[Items listed in a dataset]

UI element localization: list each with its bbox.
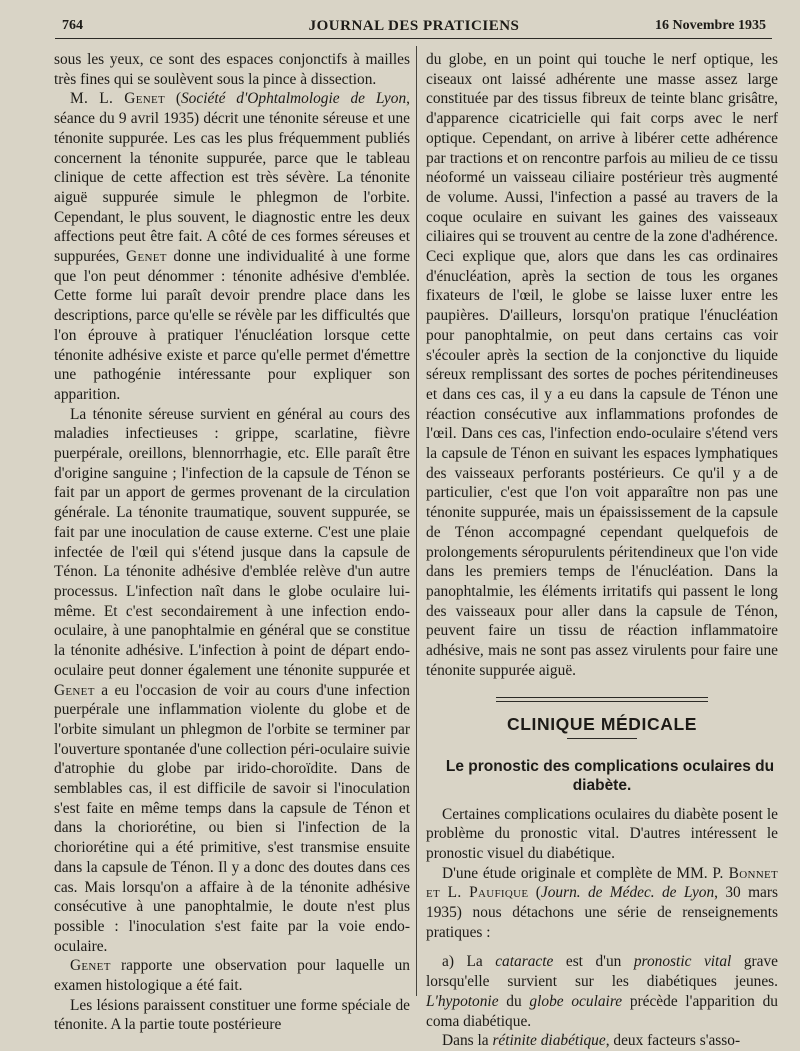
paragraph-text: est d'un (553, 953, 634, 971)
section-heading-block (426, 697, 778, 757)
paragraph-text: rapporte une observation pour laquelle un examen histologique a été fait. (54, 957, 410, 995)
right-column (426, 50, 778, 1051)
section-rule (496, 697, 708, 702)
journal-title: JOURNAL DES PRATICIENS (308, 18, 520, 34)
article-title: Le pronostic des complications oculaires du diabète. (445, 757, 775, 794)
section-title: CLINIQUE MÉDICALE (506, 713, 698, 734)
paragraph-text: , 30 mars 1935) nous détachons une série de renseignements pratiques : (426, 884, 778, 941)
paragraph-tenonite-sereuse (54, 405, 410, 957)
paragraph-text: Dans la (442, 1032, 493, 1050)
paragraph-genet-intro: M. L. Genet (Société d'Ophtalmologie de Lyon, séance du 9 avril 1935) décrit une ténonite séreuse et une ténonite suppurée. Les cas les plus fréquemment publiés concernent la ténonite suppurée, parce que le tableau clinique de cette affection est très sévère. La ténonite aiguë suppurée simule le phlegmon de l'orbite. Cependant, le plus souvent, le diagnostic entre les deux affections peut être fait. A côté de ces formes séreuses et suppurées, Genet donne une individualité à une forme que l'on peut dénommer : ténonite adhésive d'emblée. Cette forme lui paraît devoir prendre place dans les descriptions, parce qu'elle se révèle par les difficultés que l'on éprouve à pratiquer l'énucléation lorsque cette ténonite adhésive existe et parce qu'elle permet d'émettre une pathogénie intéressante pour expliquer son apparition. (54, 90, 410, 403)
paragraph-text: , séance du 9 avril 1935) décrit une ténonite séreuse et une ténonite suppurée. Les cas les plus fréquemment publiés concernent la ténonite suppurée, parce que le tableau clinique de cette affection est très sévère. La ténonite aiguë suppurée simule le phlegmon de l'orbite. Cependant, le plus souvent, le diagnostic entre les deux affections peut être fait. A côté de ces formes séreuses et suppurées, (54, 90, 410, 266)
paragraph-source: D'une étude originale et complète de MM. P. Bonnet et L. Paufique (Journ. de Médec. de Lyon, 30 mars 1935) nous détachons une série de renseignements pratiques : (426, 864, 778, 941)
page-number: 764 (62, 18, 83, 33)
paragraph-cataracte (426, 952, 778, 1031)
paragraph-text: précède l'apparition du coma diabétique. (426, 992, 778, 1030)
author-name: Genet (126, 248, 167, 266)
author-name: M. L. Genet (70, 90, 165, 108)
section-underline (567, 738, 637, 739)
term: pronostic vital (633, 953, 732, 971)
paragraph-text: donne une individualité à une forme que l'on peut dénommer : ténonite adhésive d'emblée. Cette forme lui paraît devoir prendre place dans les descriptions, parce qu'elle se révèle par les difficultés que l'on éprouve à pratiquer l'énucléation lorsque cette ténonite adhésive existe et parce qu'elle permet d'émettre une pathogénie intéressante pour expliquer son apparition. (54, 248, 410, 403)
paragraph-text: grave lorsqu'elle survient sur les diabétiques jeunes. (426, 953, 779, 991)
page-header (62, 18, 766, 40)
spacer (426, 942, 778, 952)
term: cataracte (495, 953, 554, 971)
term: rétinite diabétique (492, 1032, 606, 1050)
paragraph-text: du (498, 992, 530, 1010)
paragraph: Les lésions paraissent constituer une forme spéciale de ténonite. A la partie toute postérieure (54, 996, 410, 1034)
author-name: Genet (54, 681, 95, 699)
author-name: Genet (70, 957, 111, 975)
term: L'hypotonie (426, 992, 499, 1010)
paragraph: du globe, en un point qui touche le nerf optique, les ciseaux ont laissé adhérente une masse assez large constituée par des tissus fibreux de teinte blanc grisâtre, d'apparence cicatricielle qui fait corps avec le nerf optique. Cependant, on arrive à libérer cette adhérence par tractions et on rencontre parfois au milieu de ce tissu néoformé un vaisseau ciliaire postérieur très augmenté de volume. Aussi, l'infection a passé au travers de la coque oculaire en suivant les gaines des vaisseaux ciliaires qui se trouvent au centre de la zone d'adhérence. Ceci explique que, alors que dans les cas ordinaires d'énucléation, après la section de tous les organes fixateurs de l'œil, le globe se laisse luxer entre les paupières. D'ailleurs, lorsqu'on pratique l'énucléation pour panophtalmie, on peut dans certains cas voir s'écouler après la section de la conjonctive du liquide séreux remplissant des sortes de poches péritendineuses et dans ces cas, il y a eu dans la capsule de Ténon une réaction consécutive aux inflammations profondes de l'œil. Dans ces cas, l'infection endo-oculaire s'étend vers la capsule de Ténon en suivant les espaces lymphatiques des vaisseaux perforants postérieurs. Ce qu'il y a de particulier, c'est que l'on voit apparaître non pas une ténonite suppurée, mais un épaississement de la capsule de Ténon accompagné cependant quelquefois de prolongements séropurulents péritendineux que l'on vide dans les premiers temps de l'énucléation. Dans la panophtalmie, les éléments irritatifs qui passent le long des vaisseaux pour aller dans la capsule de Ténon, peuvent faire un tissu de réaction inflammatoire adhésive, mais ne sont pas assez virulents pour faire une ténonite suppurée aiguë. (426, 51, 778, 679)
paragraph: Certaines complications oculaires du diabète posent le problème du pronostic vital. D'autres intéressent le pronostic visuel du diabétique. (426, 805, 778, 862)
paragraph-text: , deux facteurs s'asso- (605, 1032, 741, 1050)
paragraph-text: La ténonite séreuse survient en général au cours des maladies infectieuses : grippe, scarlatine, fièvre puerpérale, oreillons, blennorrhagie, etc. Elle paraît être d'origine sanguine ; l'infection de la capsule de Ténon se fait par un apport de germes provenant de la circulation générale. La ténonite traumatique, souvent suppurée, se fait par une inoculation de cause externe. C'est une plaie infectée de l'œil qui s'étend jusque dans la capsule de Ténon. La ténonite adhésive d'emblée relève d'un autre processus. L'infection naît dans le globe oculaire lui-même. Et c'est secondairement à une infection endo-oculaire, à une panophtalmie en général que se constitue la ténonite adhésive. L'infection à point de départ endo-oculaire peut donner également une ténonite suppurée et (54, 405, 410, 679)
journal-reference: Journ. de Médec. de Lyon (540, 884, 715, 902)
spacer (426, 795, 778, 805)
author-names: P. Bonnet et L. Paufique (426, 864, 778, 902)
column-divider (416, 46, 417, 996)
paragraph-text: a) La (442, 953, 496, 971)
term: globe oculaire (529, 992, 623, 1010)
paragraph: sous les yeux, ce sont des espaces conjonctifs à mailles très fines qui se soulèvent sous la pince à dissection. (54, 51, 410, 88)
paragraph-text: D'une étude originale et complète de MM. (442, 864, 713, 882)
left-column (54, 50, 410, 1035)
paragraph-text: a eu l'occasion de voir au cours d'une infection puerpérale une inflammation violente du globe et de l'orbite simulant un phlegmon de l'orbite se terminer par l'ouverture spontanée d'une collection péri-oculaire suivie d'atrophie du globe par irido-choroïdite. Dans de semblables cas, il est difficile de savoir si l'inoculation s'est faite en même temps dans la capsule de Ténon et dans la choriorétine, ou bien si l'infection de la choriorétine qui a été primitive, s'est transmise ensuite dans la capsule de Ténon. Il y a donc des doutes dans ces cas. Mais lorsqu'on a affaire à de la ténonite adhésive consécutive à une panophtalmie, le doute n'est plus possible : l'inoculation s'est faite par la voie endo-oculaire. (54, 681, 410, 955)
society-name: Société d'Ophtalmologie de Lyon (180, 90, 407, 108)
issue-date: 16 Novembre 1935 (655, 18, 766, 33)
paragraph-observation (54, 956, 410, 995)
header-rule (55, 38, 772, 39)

* * *

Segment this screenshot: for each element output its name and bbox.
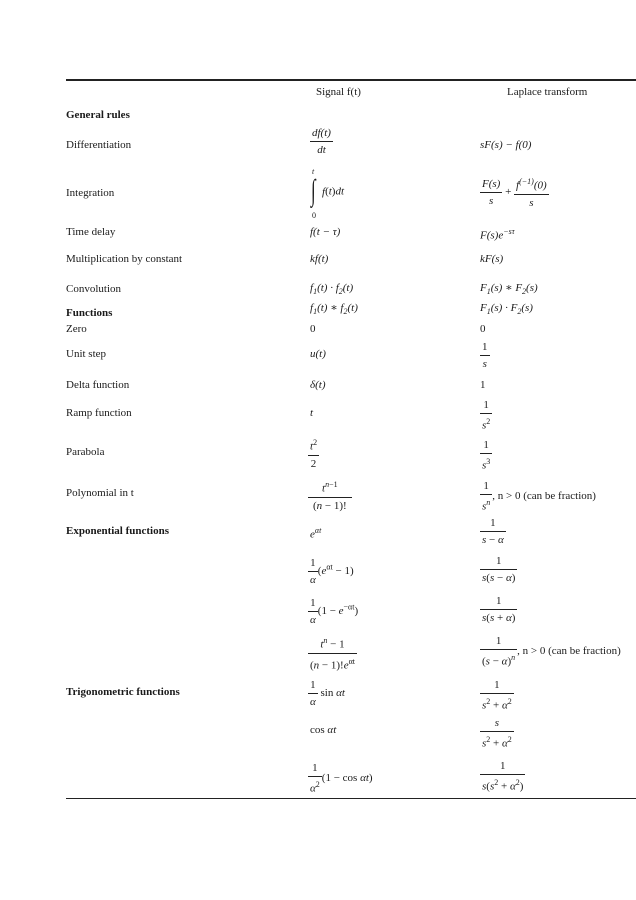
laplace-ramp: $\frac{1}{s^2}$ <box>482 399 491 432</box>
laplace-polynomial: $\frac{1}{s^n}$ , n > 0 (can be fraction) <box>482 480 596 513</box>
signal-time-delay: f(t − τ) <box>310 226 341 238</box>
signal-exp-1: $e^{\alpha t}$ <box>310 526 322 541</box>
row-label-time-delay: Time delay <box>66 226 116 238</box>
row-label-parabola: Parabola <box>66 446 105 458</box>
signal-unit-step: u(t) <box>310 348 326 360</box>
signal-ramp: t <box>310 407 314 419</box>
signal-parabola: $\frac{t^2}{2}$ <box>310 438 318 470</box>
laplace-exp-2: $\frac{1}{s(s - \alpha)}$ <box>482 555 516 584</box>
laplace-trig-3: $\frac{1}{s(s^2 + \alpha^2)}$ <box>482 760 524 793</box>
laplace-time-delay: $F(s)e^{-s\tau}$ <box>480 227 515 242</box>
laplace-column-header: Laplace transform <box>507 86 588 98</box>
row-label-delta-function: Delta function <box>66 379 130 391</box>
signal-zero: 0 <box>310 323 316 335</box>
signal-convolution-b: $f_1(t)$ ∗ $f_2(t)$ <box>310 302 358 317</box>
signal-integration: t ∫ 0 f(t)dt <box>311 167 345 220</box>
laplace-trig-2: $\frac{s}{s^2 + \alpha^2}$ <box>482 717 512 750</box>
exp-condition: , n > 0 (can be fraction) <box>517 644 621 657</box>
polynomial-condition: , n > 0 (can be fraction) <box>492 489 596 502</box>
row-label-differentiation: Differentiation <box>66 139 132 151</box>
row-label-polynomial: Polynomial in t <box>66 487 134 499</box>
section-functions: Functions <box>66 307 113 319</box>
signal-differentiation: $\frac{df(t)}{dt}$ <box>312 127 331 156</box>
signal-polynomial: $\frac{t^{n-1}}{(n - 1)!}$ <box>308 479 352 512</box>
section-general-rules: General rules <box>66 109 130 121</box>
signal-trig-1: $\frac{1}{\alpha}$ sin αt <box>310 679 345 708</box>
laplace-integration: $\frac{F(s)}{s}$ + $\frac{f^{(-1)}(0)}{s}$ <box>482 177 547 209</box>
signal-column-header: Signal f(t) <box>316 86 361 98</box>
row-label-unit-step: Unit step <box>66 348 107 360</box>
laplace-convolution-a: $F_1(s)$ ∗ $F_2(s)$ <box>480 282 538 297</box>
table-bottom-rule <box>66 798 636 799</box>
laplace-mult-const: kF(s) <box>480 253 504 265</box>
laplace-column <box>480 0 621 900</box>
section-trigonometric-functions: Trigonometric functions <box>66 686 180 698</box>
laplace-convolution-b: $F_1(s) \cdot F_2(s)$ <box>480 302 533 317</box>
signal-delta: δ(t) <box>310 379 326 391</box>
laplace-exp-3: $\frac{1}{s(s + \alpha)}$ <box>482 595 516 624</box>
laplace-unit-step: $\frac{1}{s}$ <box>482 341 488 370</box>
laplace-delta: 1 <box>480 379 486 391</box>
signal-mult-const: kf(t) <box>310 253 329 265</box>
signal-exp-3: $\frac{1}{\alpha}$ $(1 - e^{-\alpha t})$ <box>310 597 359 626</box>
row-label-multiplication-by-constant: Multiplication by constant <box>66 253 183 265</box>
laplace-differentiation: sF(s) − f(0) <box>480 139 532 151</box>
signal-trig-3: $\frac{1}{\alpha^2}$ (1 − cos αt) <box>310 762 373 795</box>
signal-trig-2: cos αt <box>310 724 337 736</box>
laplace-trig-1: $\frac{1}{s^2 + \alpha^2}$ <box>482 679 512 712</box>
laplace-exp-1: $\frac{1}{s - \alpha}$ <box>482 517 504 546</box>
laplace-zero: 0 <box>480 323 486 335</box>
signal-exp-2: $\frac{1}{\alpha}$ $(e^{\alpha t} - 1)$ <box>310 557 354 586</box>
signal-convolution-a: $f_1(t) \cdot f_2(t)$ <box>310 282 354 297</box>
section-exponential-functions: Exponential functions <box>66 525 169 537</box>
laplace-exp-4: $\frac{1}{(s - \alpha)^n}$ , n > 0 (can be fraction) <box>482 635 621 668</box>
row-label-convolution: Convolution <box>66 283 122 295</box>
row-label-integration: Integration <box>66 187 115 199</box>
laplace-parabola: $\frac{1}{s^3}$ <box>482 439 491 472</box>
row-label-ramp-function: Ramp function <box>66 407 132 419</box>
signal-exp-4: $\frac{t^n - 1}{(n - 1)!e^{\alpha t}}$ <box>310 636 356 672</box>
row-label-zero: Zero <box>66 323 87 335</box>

Task brief.
Can you rewrite the part of the data that opens with the line containing "399 491 432</box>" and closes with the line containing "row-label-time-delay: Time delay", swapping "fraction" for "non-integer" and leaving everything else as it is?

Correct response.
laplace-ramp: $\frac{1}{s^2}$ <box>482 399 491 432</box>
laplace-polynomial: $\frac{1}{s^n}$ , n > 0 (can be non-integer) <box>482 480 596 513</box>
signal-time-delay: f(t − τ) <box>310 226 341 238</box>
signal-exp-1: $e^{\alpha t}$ <box>310 526 322 541</box>
row-label-time-delay: Time delay <box>66 226 116 238</box>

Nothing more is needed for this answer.